- [Given problem] Repeat the records word for word, excluding any picture.
## begin Entries shown
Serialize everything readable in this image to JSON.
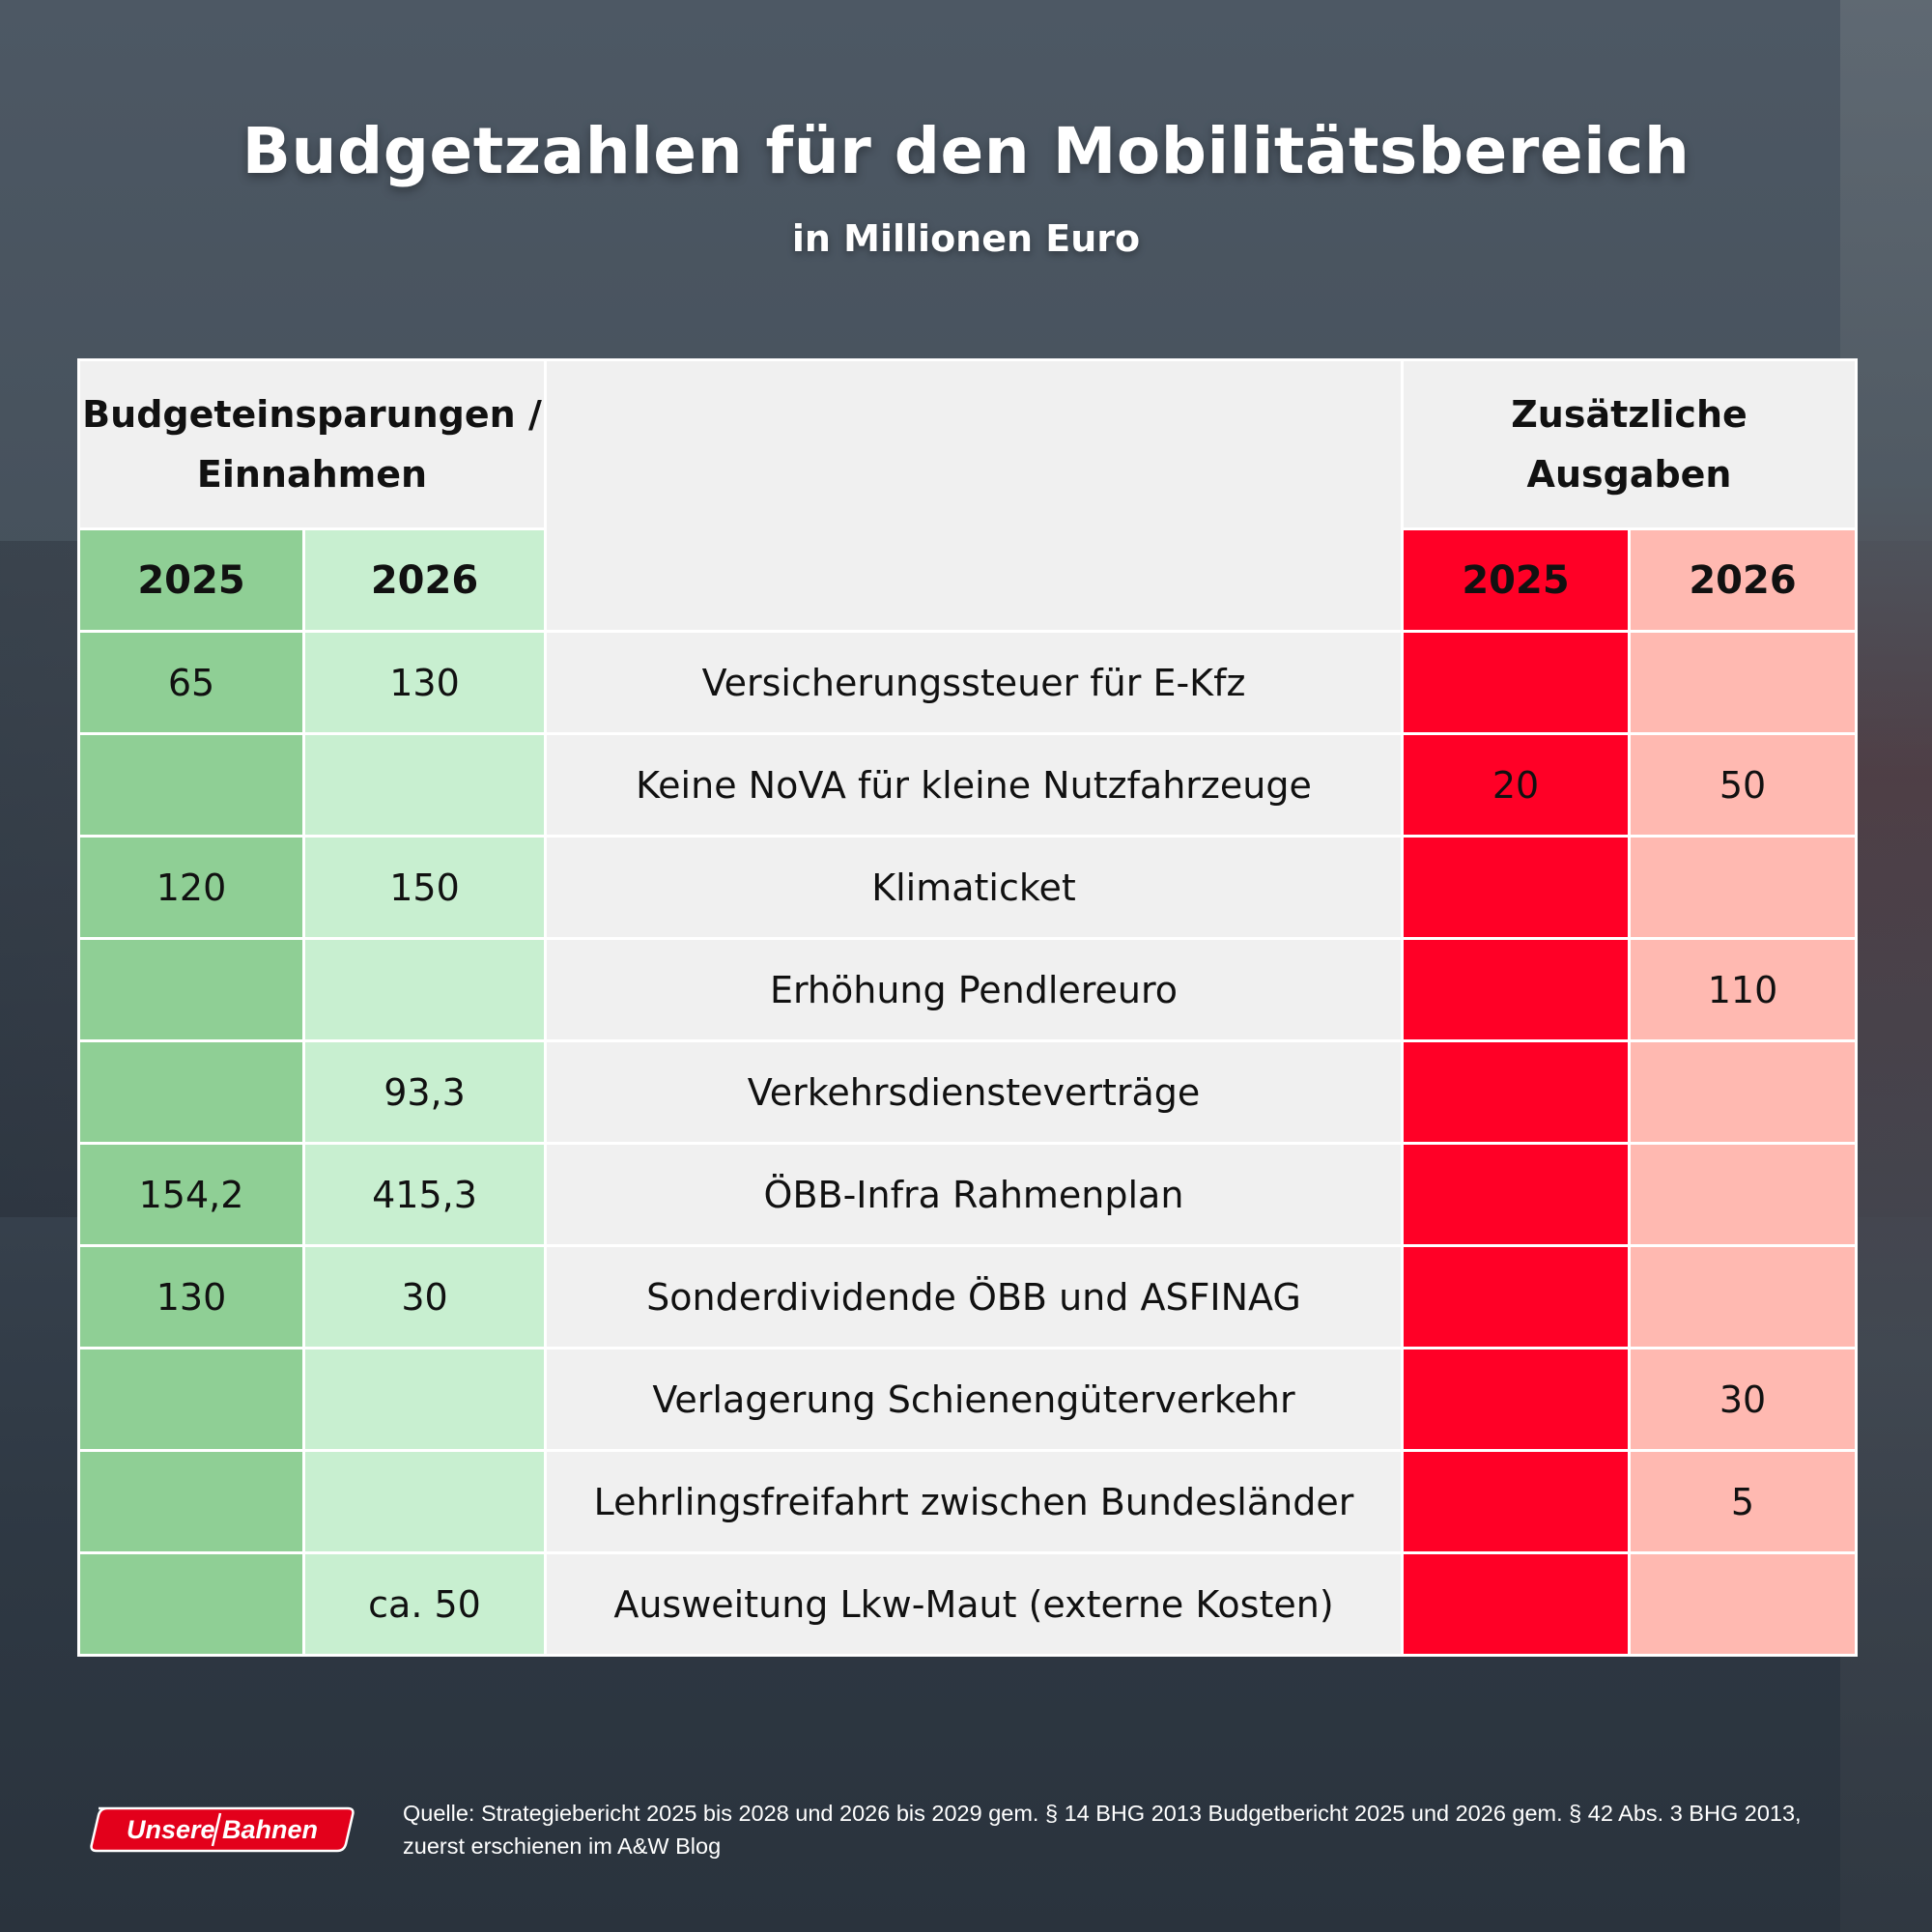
{
  "title": "Budgetzahlen für den Mobilitätsbereich",
  "subtitle": "in Millionen Euro",
  "chart_data": {
    "type": "table",
    "title": "Budgetzahlen für den Mobilitätsbereich",
    "subtitle": "in Millionen Euro",
    "groups": [
      {
        "label": "Budgeteinsparungen / Einnahmen",
        "years": [
          "2025",
          "2026"
        ]
      },
      {
        "label": "Zusätzliche Ausgaben",
        "years": [
          "2025",
          "2026"
        ]
      }
    ],
    "rows": [
      {
        "label": "Versicherungssteuer für E-Kfz",
        "savings_2025": "65",
        "savings_2026": "130",
        "spending_2025": "",
        "spending_2026": ""
      },
      {
        "label": "Keine NoVA für kleine Nutzfahrzeuge",
        "savings_2025": "",
        "savings_2026": "",
        "spending_2025": "20",
        "spending_2026": "50"
      },
      {
        "label": "Klimaticket",
        "savings_2025": "120",
        "savings_2026": "150",
        "spending_2025": "",
        "spending_2026": ""
      },
      {
        "label": "Erhöhung Pendlereuro",
        "savings_2025": "",
        "savings_2026": "",
        "spending_2025": "",
        "spending_2026": "110"
      },
      {
        "label": "Verkehrsdiensteverträge",
        "savings_2025": "",
        "savings_2026": "93,3",
        "spending_2025": "",
        "spending_2026": ""
      },
      {
        "label": "ÖBB-Infra Rahmenplan",
        "savings_2025": "154,2",
        "savings_2026": "415,3",
        "spending_2025": "",
        "spending_2026": ""
      },
      {
        "label": "Sonderdividende ÖBB und ASFINAG",
        "savings_2025": "130",
        "savings_2026": "30",
        "spending_2025": "",
        "spending_2026": ""
      },
      {
        "label": "Verlagerung Schienengüterverkehr",
        "savings_2025": "",
        "savings_2026": "",
        "spending_2025": "",
        "spending_2026": "30"
      },
      {
        "label": "Lehrlingsfreifahrt zwischen Bundesländer",
        "savings_2025": "",
        "savings_2026": "",
        "spending_2025": "",
        "spending_2026": "5"
      },
      {
        "label": "Ausweitung Lkw-Maut (externe Kosten)",
        "savings_2025": "",
        "savings_2026": "ca. 50",
        "spending_2025": "",
        "spending_2026": ""
      }
    ],
    "colors": {
      "savings_2025": "#8fcf95",
      "savings_2026": "#c8efd0",
      "spending_2025": "#ff0026",
      "spending_2026": "#ffb9b1",
      "label_column": "#f0f0f0"
    }
  },
  "logo_text": "Unsere Bahnen",
  "source_line1": "Quelle: Strategiebericht 2025 bis 2028 und 2026 bis 2029 gem. § 14 BHG 2013 Budgetbericht 2025 und 2026 gem. § 42 Abs. 3 BHG 2013,",
  "source_line2": "zuerst erschienen im A&W Blog"
}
## end Entries shown
- [Reply]
Serialize everything readable in this image to JSON.
{
  "title": "Budgetzahlen für den Mobilitätsbereich",
  "subtitle": "in Millionen Euro",
  "chart_data": {
    "type": "table",
    "title": "Budgetzahlen für den Mobilitätsbereich",
    "subtitle": "in Millionen Euro",
    "groups": [
      {
        "label": "Budgeteinsparungen / Einnahmen",
        "years": [
          "2025",
          "2026"
        ]
      },
      {
        "label": "Zusätzliche Ausgaben",
        "years": [
          "2025",
          "2026"
        ]
      }
    ],
    "rows": [
      {
        "label": "Versicherungssteuer für E-Kfz",
        "savings_2025": "65",
        "savings_2026": "130",
        "spending_2025": "",
        "spending_2026": ""
      },
      {
        "label": "Keine NoVA für kleine Nutzfahrzeuge",
        "savings_2025": "",
        "savings_2026": "",
        "spending_2025": "20",
        "spending_2026": "50"
      },
      {
        "label": "Klimaticket",
        "savings_2025": "120",
        "savings_2026": "150",
        "spending_2025": "",
        "spending_2026": ""
      },
      {
        "label": "Erhöhung Pendlereuro",
        "savings_2025": "",
        "savings_2026": "",
        "spending_2025": "",
        "spending_2026": "110"
      },
      {
        "label": "Verkehrsdiensteverträge",
        "savings_2025": "",
        "savings_2026": "93,3",
        "spending_2025": "",
        "spending_2026": ""
      },
      {
        "label": "ÖBB-Infra Rahmenplan",
        "savings_2025": "154,2",
        "savings_2026": "415,3",
        "spending_2025": "",
        "spending_2026": ""
      },
      {
        "label": "Sonderdividende ÖBB und ASFINAG",
        "savings_2025": "130",
        "savings_2026": "30",
        "spending_2025": "",
        "spending_2026": ""
      },
      {
        "label": "Verlagerung Schienengüterverkehr",
        "savings_2025": "",
        "savings_2026": "",
        "spending_2025": "",
        "spending_2026": "30"
      },
      {
        "label": "Lehrlingsfreifahrt zwischen Bundesländer",
        "savings_2025": "",
        "savings_2026": "",
        "spending_2025": "",
        "spending_2026": "5"
      },
      {
        "label": "Ausweitung Lkw-Maut (externe Kosten)",
        "savings_2025": "",
        "savings_2026": "ca. 50",
        "spending_2025": "",
        "spending_2026": ""
      }
    ],
    "colors": {
      "savings_2025": "#8fcf95",
      "savings_2026": "#c8efd0",
      "spending_2025": "#ff0026",
      "spending_2026": "#ffb9b1",
      "label_column": "#f0f0f0"
    }
  },
  "logo_text": "Unsere Bahnen",
  "source_line1": "Quelle: Strategiebericht 2025 bis 2028 und 2026 bis 2029 gem. § 14 BHG 2013 Budgetbericht 2025 und 2026 gem. § 42 Abs. 3 BHG 2013,",
  "source_line2": "zuerst erschienen im A&W Blog"
}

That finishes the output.